* Short task
Only lines holding the word "prodotti" should be copied from the material.

+++ Records shown +++

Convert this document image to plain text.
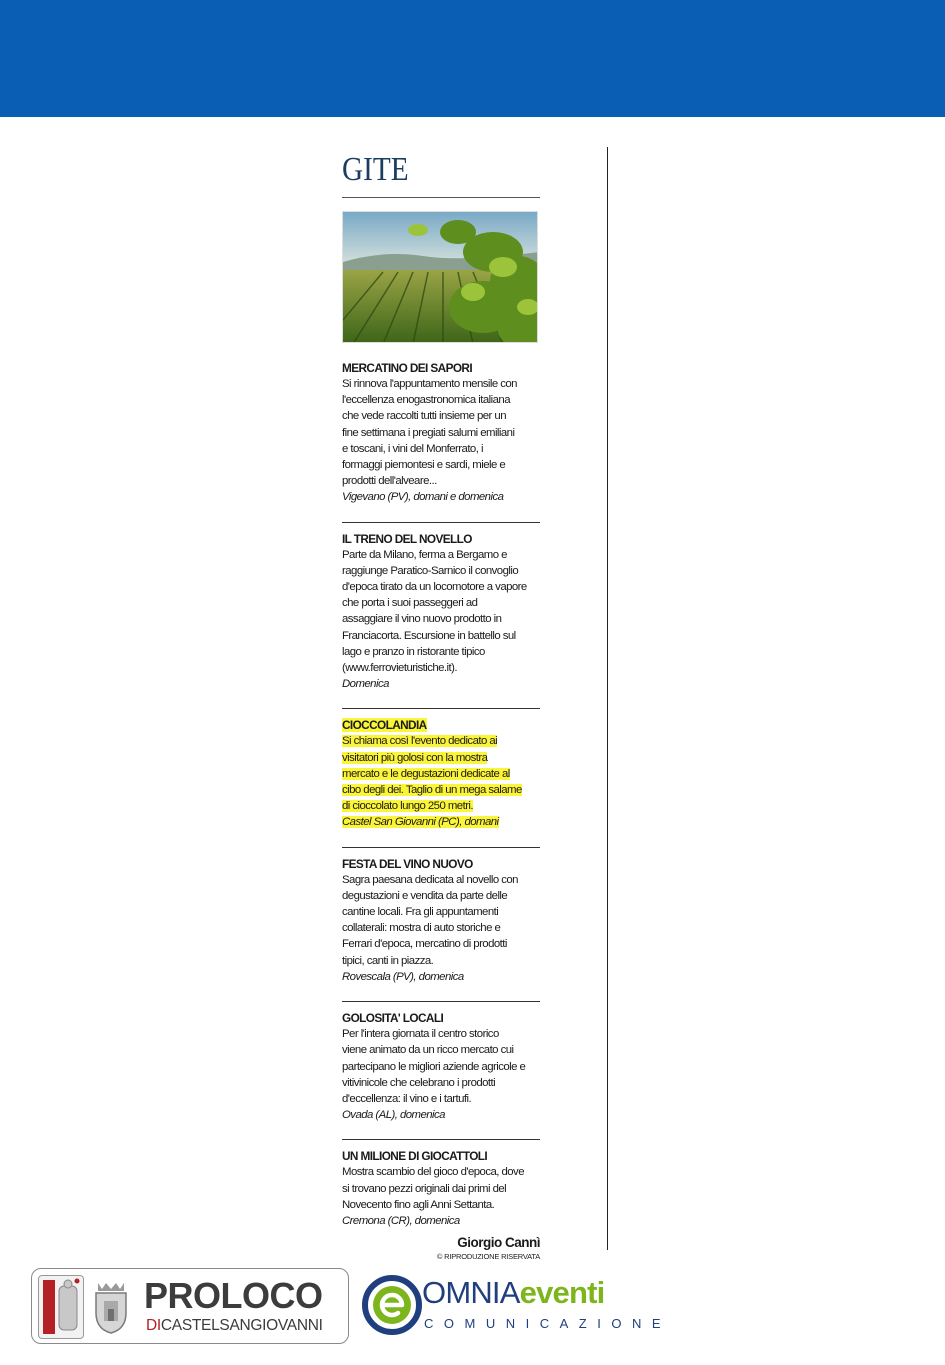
GITE
MERCATINO DEI SAPORI

Si rinnova l'appuntamento mensile con
l'eccellenza enogastronomica italiana
che vede raccolti tutti insieme per un
fine settimana i pregiati salumi emiliani
e toscani, i vini del Monferrato, i
formaggi piemontesi e sardi, miele e
prodotti dell'alveare...

Vigevano (PV), domani e domenica
IL TRENO DEL NOVELLO

Parte da Milano, ferma a Bergamo e
raggiunge Paratico-Sarnico il convoglio
d'epoca tirato da un locomotore a vapore
che porta i suoi passeggeri ad
assaggiare il vino nuovo prodotto in
Franciacorta. Escursione in battello sul
lago e pranzo in ristorante tipico
(www.ferrovieturistiche.it).

Domenica
CIOCCOLANDIA

Si chiama così l'evento dedicato ai
visitatori più golosi con la mostra
mercato e le degustazioni dedicate al
cibo degli dei. Taglio di un mega salame
di cioccolato lungo 250 metri.

Castel San Giovanni (PC), domani
FESTA DEL VINO NUOVO

Sagra paesana dedicata al novello con
degustazioni e vendita da parte delle
cantine locali. Fra gli appuntamenti
collaterali: mostra di auto storiche e
Ferrari d'epoca, mercatino di prodotti
tipici, canti in piazza.

Rovescala (PV), domenica
GOLOSITA' LOCALI

Per l'intera giornata il centro storico
viene animato da un ricco mercato cui
partecipano le migliori aziende agricole e
vitivinicole che celebrano i prodotti
d'eccellenza: il vino e i tartufi.

Ovada (AL), domenica
UN MILIONE DI GIOCATTOLI

Mostra scambio del gioco d'epoca, dove
si trovano pezzi originali dai primi del
Novecento fino agli Anni Settanta.

Cremona (CR), domenica
Giorgio Cannì
© RIPRODUZIONE RISERVATA
PROLOCO
DICASTELSANGIOVANNI
OMNIAeventi
COMUNICAZIONE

+++

* Solution below
prodotti dell'alveare...
Ferrari d'epoca, mercatino di prodotti
vitivinicole che celebrano i prodotti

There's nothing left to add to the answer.